Please show each line of the material below that contains the string "Text". Matching is case-sensitive.

**Data entries**
★ ★ ★ ★ ★
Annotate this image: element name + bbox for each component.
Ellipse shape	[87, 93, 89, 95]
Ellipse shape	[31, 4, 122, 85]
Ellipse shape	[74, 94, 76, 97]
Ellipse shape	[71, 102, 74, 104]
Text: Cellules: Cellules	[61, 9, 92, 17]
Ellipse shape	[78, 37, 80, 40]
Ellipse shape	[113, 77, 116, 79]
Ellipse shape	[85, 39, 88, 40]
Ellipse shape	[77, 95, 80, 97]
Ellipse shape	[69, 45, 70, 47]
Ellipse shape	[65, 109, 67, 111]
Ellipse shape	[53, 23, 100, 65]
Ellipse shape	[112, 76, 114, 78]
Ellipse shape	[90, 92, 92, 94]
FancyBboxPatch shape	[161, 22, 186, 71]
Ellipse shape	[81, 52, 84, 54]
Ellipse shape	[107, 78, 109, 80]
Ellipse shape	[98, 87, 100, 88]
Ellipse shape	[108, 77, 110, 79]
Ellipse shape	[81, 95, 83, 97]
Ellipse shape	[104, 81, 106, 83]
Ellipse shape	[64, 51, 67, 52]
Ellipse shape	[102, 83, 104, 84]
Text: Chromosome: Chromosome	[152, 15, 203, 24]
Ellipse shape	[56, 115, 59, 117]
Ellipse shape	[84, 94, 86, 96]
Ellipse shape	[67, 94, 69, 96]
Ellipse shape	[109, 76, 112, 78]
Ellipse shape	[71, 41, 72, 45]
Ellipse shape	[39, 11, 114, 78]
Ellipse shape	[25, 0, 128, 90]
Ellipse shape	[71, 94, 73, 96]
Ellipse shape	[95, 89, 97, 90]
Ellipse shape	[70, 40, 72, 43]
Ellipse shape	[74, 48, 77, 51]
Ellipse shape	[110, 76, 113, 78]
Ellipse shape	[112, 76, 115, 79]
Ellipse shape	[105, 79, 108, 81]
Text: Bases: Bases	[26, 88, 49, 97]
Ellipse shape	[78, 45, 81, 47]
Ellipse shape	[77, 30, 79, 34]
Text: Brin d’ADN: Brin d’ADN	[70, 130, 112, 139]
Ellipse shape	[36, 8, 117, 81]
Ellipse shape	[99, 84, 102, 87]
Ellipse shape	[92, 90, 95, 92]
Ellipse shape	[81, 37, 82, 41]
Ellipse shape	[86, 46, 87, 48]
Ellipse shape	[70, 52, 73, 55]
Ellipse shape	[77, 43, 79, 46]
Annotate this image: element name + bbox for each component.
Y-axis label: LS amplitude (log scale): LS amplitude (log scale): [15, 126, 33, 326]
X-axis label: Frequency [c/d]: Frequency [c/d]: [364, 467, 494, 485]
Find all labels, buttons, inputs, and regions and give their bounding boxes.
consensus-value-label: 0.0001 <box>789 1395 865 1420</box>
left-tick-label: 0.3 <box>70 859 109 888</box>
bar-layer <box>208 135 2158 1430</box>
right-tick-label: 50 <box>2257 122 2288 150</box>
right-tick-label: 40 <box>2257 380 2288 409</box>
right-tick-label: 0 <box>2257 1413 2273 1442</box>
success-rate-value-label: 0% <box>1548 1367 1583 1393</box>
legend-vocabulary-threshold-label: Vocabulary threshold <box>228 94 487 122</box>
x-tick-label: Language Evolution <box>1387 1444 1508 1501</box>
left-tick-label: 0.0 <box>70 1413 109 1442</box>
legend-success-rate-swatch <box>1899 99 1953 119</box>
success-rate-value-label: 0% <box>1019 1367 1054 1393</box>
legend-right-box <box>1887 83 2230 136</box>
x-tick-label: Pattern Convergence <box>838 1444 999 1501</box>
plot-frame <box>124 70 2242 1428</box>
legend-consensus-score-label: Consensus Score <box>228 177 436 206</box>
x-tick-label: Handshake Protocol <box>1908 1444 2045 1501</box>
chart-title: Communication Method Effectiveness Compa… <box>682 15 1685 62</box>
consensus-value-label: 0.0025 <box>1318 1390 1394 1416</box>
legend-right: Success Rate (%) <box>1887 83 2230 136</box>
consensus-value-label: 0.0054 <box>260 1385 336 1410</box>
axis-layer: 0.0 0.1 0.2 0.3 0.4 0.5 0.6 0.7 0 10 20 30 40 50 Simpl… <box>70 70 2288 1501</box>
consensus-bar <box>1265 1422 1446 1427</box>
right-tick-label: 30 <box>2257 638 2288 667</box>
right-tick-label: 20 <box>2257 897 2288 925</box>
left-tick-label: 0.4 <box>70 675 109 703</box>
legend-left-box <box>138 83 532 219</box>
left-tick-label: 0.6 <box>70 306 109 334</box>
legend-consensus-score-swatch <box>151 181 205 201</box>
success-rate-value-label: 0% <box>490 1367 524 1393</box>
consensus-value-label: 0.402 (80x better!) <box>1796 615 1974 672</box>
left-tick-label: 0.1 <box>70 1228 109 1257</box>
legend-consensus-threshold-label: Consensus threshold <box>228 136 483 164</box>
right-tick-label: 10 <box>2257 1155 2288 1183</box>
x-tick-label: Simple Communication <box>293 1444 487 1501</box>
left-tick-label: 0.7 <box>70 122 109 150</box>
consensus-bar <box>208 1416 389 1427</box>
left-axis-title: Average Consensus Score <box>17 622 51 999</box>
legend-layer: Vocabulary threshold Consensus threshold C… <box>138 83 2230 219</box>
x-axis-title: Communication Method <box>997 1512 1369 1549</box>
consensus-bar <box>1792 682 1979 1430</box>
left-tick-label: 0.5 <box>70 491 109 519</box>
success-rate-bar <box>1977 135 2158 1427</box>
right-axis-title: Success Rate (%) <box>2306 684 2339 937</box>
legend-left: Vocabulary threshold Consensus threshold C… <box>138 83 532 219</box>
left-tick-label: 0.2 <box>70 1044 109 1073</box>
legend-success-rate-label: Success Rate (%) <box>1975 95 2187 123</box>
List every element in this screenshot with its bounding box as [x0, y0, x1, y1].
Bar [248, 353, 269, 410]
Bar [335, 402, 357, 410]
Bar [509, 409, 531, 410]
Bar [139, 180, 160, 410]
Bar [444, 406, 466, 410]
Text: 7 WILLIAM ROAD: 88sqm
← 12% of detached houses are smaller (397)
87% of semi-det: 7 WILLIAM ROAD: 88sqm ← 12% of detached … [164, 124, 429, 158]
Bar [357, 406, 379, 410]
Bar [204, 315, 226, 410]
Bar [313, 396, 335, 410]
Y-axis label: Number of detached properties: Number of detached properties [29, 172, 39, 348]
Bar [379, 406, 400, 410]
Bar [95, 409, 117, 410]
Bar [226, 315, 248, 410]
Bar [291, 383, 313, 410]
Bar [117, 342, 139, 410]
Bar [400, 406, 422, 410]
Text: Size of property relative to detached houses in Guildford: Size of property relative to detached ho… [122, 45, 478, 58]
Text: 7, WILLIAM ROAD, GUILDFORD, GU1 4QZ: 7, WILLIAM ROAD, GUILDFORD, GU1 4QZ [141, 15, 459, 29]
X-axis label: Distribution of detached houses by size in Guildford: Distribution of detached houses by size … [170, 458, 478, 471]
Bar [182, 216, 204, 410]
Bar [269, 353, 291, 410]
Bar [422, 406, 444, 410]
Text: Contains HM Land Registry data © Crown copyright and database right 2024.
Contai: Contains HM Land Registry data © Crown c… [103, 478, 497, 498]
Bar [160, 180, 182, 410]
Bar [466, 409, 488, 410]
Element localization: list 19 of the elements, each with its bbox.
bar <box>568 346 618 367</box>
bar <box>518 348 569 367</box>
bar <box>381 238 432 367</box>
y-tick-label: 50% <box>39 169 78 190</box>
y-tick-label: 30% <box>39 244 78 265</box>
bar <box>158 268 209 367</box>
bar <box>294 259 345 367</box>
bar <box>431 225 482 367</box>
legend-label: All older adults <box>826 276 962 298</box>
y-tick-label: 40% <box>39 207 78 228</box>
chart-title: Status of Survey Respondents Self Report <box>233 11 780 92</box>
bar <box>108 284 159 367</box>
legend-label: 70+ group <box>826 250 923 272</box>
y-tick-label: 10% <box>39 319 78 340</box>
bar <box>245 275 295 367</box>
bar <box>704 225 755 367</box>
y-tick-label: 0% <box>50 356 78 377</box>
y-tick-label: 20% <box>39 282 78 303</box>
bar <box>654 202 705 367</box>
★ ★ ★ ★ ★
**Final result**
Text: Cellules: Cellules	[61, 9, 92, 17]
Text: Chromosome: Chromosome	[152, 15, 203, 24]
Text: Bases: Bases	[26, 88, 49, 97]
Text: Brin d’ADN: Brin d’ADN	[70, 130, 112, 139]
Text: 7 WILLIAM ROAD: 88sqm
Text: Size of property relative to detached houses in Guildford: Size of property relative to detached ho… [122, 45, 478, 58]
Text: 7, WILLIAM ROAD, GUILDFORD, GU1 4QZ: 7, WILLIAM ROAD, GUILDFORD, GU1 4QZ [141, 15, 459, 29]
Text: Contains HM Land Registry data © Crown copyright and database right 2024.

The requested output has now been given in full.